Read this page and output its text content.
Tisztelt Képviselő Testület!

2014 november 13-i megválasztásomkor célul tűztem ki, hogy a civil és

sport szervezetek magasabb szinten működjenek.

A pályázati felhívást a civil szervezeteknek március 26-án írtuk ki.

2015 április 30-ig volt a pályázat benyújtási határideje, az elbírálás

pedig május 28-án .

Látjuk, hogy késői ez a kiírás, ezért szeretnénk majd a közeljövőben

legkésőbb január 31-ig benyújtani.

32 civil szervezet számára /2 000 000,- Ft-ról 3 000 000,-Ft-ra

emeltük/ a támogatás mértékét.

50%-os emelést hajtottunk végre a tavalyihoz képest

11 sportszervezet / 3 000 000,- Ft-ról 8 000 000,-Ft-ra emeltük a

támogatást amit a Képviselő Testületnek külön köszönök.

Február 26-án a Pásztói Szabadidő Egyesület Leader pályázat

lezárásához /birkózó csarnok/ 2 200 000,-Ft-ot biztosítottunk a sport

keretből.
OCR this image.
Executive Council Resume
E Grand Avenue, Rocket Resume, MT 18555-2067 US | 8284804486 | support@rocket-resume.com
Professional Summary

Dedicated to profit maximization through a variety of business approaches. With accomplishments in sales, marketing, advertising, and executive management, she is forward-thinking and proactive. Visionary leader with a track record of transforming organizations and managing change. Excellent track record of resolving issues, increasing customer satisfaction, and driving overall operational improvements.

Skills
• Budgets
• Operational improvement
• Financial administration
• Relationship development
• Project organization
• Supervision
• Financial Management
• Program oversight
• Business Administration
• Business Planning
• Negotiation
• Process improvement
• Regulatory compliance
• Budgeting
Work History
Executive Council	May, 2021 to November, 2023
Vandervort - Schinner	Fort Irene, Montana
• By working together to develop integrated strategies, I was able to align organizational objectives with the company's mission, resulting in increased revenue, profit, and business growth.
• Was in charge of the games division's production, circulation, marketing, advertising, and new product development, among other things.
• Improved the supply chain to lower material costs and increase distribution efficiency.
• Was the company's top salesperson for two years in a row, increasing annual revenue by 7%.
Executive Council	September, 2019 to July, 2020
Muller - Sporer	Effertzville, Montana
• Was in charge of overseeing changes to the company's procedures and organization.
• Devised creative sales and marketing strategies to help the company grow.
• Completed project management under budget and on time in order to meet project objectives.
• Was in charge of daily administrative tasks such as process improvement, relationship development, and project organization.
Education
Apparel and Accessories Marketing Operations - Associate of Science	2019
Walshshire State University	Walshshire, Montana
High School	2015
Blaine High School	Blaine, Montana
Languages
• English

* * * * * * *

| DO THIS |
Repeat each entry word for word.

| ANSWER IN FULL |
Read this page and output its text content.
Tisztelt Képviselő Testület!

2014 november 13-i megválasztásomkor célul tűztem ki, hogy a civil és

sport szervezetek magasabb szinten működjenek.

A pályázati felhívást a civil szervezeteknek március 26-án írtuk ki.

2015 április 30-ig volt a pályázat benyújtási határideje, az elbírálás

pedig május 28-án .

Látjuk, hogy késői ez a kiírás, ezért szeretnénk majd a közeljövőben

legkésőbb január 31-ig benyújtani.

32 civil szervezet számára /2 000 000,- Ft-ról 3 000 000,-Ft-ra

emeltük/ a támogatás mértékét.

50%-os emelést hajtottunk végre a tavalyihoz képest

11 sportszervezet / 3 000 000,- Ft-ról 8 000 000,-Ft-ra emeltük a

támogatást amit a Képviselő Testületnek külön köszönök.

Február 26-án a Pásztói Szabadidő Egyesület Leader pályázat

lezárásához /birkózó csarnok/ 2 200 000,-Ft-ot biztosítottunk a sport

keretből.
OCR this image.
Executive Council Resume
E Grand Avenue, Rocket Resume, MT 18555-2067 US | 8284804486 | support@rocket-resume.com
Professional Summary

Dedicated to profit maximization through a variety of business approaches. With accomplishments in sales, marketing, advertising, and executive management, she is forward-thinking and proactive. Visionary leader with a track record of transforming organizations and managing change. Excellent track record of resolving issues, increasing customer satisfaction, and driving overall operational improvements.

Skills
• Budgets
• Operational improvement
• Financial administration
• Relationship development
• Project organization
• Supervision
• Financial Management
• Program oversight
• Business Administration
• Business Planning
• Negotiation
• Process improvement
• Regulatory compliance
• Budgeting
Work History
Executive Council	May, 2021 to November, 2023
Vandervort - Schinner	Fort Irene, Montana
• By working together to develop integrated strategies, I was able to align organizational objectives with the company's mission, resulting in increased revenue, profit, and business growth.
• Was in charge of the games division's production, circulation, marketing, advertising, and new product development, among other things.
• Improved the supply chain to lower material costs and increase distribution efficiency.
• Was the company's top salesperson for two years in a row, increasing annual revenue by 7%.
Executive Council	September, 2019 to July, 2020
Muller - Sporer	Effertzville, Montana
• Was in charge of overseeing changes to the company's procedures and organization.
• Devised creative sales and marketing strategies to help the company grow.
• Completed project management under budget and on time in order to meet project objectives.
• Was in charge of daily administrative tasks such as process improvement, relationship development, and project organization.
Education
Apparel and Accessories Marketing Operations - Associate of Science	2019
Walshshire State University	Walshshire, Montana
High School	2015
Blaine High School	Blaine, Montana
Languages
• English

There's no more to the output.